*Instructions for the task*
From the listing below, extract every line in which the word "this" appears.

*Stored records*

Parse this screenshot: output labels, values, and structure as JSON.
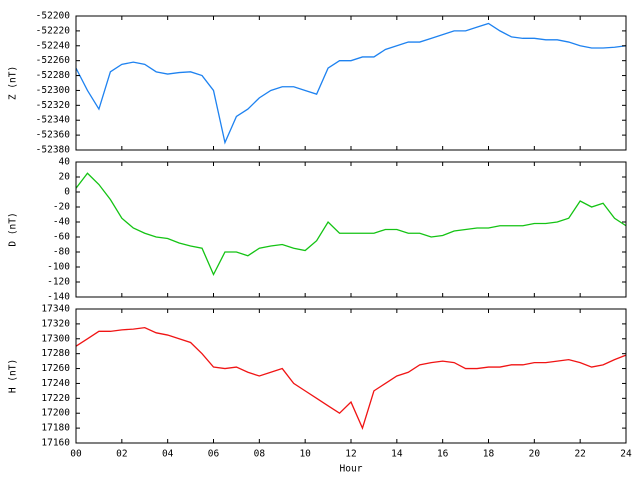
{
  "chart_data": [
    {
      "type": "line",
      "ylabel": "Z (nT)",
      "color": "#1e82f0",
      "x": [
        0,
        0.5,
        1,
        1.5,
        2,
        2.5,
        3,
        3.5,
        4,
        4.5,
        5,
        5.5,
        6,
        6.5,
        7,
        7.5,
        8,
        8.5,
        9,
        9.5,
        10,
        10.5,
        11,
        11.5,
        12,
        12.5,
        13,
        13.5,
        14,
        14.5,
        15,
        15.5,
        16,
        16.5,
        17,
        17.5,
        18,
        18.5,
        19,
        19.5,
        20,
        20.5,
        21,
        21.5,
        22,
        22.5,
        23,
        23.5,
        24
      ],
      "values": [
        -52270,
        -52300,
        -52325,
        -52275,
        -52265,
        -52262,
        -52265,
        -52275,
        -52278,
        -52276,
        -52275,
        -52280,
        -52300,
        -52370,
        -52335,
        -52325,
        -52310,
        -52300,
        -52295,
        -52295,
        -52300,
        -52305,
        -52270,
        -52260,
        -52260,
        -52255,
        -52255,
        -52245,
        -52240,
        -52235,
        -52235,
        -52230,
        -52225,
        -52220,
        -52220,
        -52215,
        -52210,
        -52220,
        -52228,
        -52230,
        -52230,
        -52232,
        -52232,
        -52235,
        -52240,
        -52243,
        -52243,
        -52242,
        -52240
      ],
      "xlim": [
        0,
        24
      ],
      "xticks": [
        0,
        2,
        4,
        6,
        8,
        10,
        12,
        14,
        16,
        18,
        20,
        22,
        24
      ],
      "ylim": [
        -52380,
        -52200
      ],
      "yticks": [
        -52380,
        -52360,
        -52340,
        -52320,
        -52300,
        -52280,
        -52260,
        -52240,
        -52220,
        -52200
      ]
    },
    {
      "type": "line",
      "ylabel": "D (nT)",
      "color": "#14c314",
      "x": [
        0,
        0.5,
        1,
        1.5,
        2,
        2.5,
        3,
        3.5,
        4,
        4.5,
        5,
        5.5,
        6,
        6.5,
        7,
        7.5,
        8,
        8.5,
        9,
        9.5,
        10,
        10.5,
        11,
        11.5,
        12,
        12.5,
        13,
        13.5,
        14,
        14.5,
        15,
        15.5,
        16,
        16.5,
        17,
        17.5,
        18,
        18.5,
        19,
        19.5,
        20,
        20.5,
        21,
        21.5,
        22,
        22.5,
        23,
        23.5,
        24
      ],
      "values": [
        5,
        25,
        10,
        -10,
        -35,
        -48,
        -55,
        -60,
        -62,
        -68,
        -72,
        -75,
        -110,
        -80,
        -80,
        -85,
        -75,
        -72,
        -70,
        -75,
        -78,
        -65,
        -40,
        -55,
        -55,
        -55,
        -55,
        -50,
        -50,
        -55,
        -55,
        -60,
        -58,
        -52,
        -50,
        -48,
        -48,
        -45,
        -45,
        -45,
        -42,
        -42,
        -40,
        -35,
        -12,
        -20,
        -15,
        -35,
        -45
      ],
      "xlim": [
        0,
        24
      ],
      "xticks": [
        0,
        2,
        4,
        6,
        8,
        10,
        12,
        14,
        16,
        18,
        20,
        22,
        24
      ],
      "ylim": [
        -140,
        40
      ],
      "yticks": [
        -140,
        -120,
        -100,
        -80,
        -60,
        -40,
        -20,
        0,
        20,
        40
      ]
    },
    {
      "type": "line",
      "ylabel": "H (nT)",
      "xlabel": "Hour",
      "color": "#f01414",
      "x": [
        0,
        0.5,
        1,
        1.5,
        2,
        2.5,
        3,
        3.5,
        4,
        4.5,
        5,
        5.5,
        6,
        6.5,
        7,
        7.5,
        8,
        8.5,
        9,
        9.5,
        10,
        10.5,
        11,
        11.5,
        12,
        12.5,
        13,
        13.5,
        14,
        14.5,
        15,
        15.5,
        16,
        16.5,
        17,
        17.5,
        18,
        18.5,
        19,
        19.5,
        20,
        20.5,
        21,
        21.5,
        22,
        22.5,
        23,
        23.5,
        24
      ],
      "values": [
        17290,
        17300,
        17310,
        17310,
        17312,
        17313,
        17315,
        17308,
        17305,
        17300,
        17295,
        17280,
        17262,
        17260,
        17262,
        17255,
        17250,
        17255,
        17260,
        17240,
        17230,
        17220,
        17210,
        17200,
        17215,
        17180,
        17230,
        17240,
        17250,
        17255,
        17265,
        17268,
        17270,
        17268,
        17260,
        17260,
        17262,
        17262,
        17265,
        17265,
        17268,
        17268,
        17270,
        17272,
        17268,
        17262,
        17265,
        17272,
        17278
      ],
      "xlim": [
        0,
        24
      ],
      "xticks": [
        {
          "value": 0,
          "label": "00"
        },
        {
          "value": 2,
          "label": "02"
        },
        {
          "value": 4,
          "label": "04"
        },
        {
          "value": 6,
          "label": "06"
        },
        {
          "value": 8,
          "label": "08"
        },
        {
          "value": 10,
          "label": "10"
        },
        {
          "value": 12,
          "label": "12"
        },
        {
          "value": 14,
          "label": "14"
        },
        {
          "value": 16,
          "label": "16"
        },
        {
          "value": 18,
          "label": "18"
        },
        {
          "value": 20,
          "label": "20"
        },
        {
          "value": 22,
          "label": "22"
        },
        {
          "value": 24,
          "label": "24"
        }
      ],
      "ylim": [
        17160,
        17340
      ],
      "yticks": [
        17160,
        17180,
        17200,
        17220,
        17240,
        17260,
        17280,
        17300,
        17320,
        17340
      ]
    }
  ]
}
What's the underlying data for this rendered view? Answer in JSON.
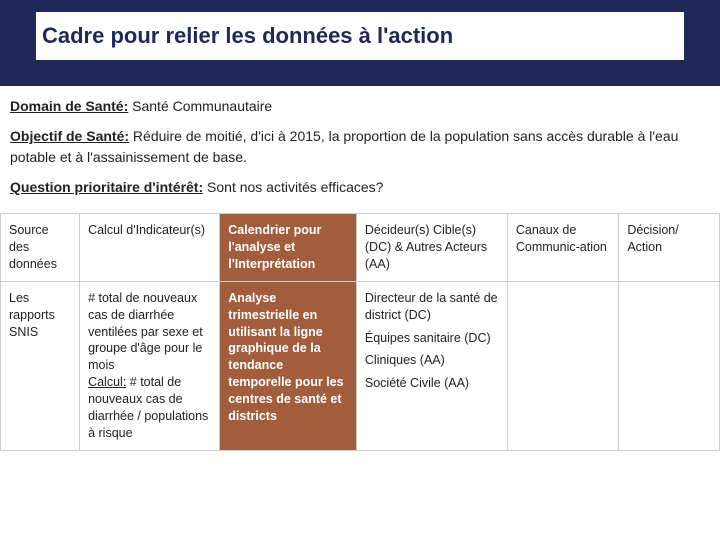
{
  "title": "Cadre pour relier les données à l'action",
  "info": {
    "domain_label": "Domain de Santé:",
    "domain_value": "Santé Communautaire",
    "objective_label": "Objectif de Santé:",
    "objective_value": "Réduire de moitié, d'ici à 2015, la proportion de la population sans accès durable à l'eau potable et à l'assainissement de base.",
    "question_label": "Question prioritaire d'intérêt:",
    "question_value": "Sont nos activités efficaces?"
  },
  "table": {
    "columns": [
      {
        "text": "Source des données",
        "highlight": false,
        "width": "11%"
      },
      {
        "text": "Calcul d'Indicateur(s)",
        "highlight": false,
        "width": "19.5%"
      },
      {
        "text": "Calendrier pour l'analyse et l'Interprétation",
        "highlight": true,
        "width": "19%"
      },
      {
        "text": "Décideur(s) Cible(s) (DC) & Autres Acteurs (AA)",
        "highlight": false,
        "width": "21%"
      },
      {
        "text": "Canaux de Communic-ation",
        "highlight": false,
        "width": "15.5%"
      },
      {
        "text": "Décision/ Action",
        "highlight": false,
        "width": "14%"
      }
    ],
    "row": {
      "source": "Les rapports SNIS",
      "indicator_part1": "# total de nouveaux cas de diarrhée ventilées par sexe et groupe d'âge pour le mois",
      "indicator_calc_label": "Calcul:",
      "indicator_part2": "# total de nouveaux cas de diarrhée / populations à risque",
      "calendar": "Analyse trimestrielle en utilisant la ligne graphique de la tendance temporelle pour les centres de santé et districts",
      "stakeholders": [
        "Directeur de la santé de district (DC)",
        "Équipes sanitaire (DC)",
        "Cliniques (AA)",
        "Société Civile (AA)"
      ],
      "channels": "",
      "decision": ""
    }
  },
  "colors": {
    "title_bg": "#1f2859",
    "highlight_bg": "#a25d3d",
    "border": "#cfcfcf",
    "text": "#222222",
    "white": "#ffffff"
  }
}
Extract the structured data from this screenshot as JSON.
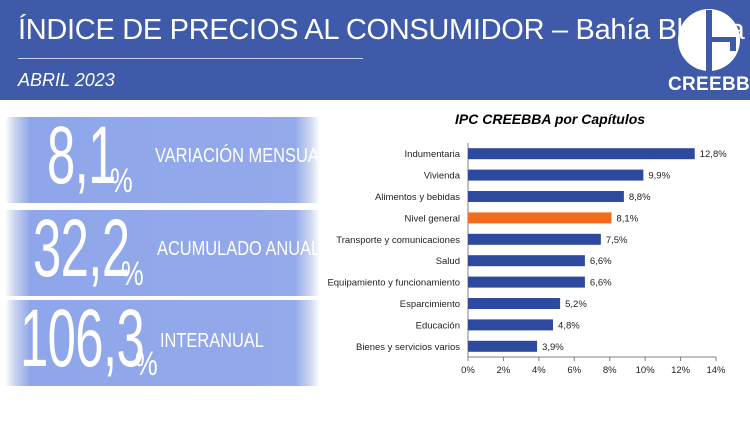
{
  "header": {
    "title": "ÍNDICE DE PRECIOS AL CONSUMIDOR – Bahía Blanca",
    "subtitle": "ABRIL 2023",
    "logo_text": "CREEBBA",
    "color": "#3e5aa8"
  },
  "stats": [
    {
      "value": "8,1",
      "pct": "%",
      "label": "VARIACIÓN MENSUAL"
    },
    {
      "value": "32,2",
      "pct": "%",
      "label": "ACUMULADO ANUAL"
    },
    {
      "value": "106,3",
      "pct": "%",
      "label": "INTERANUAL"
    }
  ],
  "chart_data": {
    "type": "bar",
    "orientation": "horizontal",
    "title": "IPC CREEBBA por Capítulos",
    "categories": [
      "Indumentaria",
      "Vivienda",
      "Alimentos y bebidas",
      "Nivel general",
      "Transporte y comunicaciones",
      "Salud",
      "Equipamiento y funcionamiento",
      "Esparcimiento",
      "Educación",
      "Bienes y servicios varios"
    ],
    "values": [
      12.8,
      9.9,
      8.8,
      8.1,
      7.5,
      6.6,
      6.6,
      5.2,
      4.8,
      3.9
    ],
    "value_labels": [
      "12,8%",
      "9,9%",
      "8,8%",
      "8,1%",
      "7,5%",
      "6,6%",
      "6,6%",
      "5,2%",
      "4,8%",
      "3,9%"
    ],
    "xlim": [
      0,
      14
    ],
    "xticks": [
      "0%",
      "2%",
      "4%",
      "6%",
      "8%",
      "10%",
      "12%",
      "14%"
    ],
    "highlight": "Nivel general",
    "colors": {
      "bar": "#2e4a9e",
      "highlight": "#f26a1b"
    },
    "grid": false
  }
}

*Expected answer*
Parse this screenshot: output labels, values, and structure as JSON.
What's the underlying data for this rendered view? Answer in JSON.
Extract the structured data from this screenshot as JSON.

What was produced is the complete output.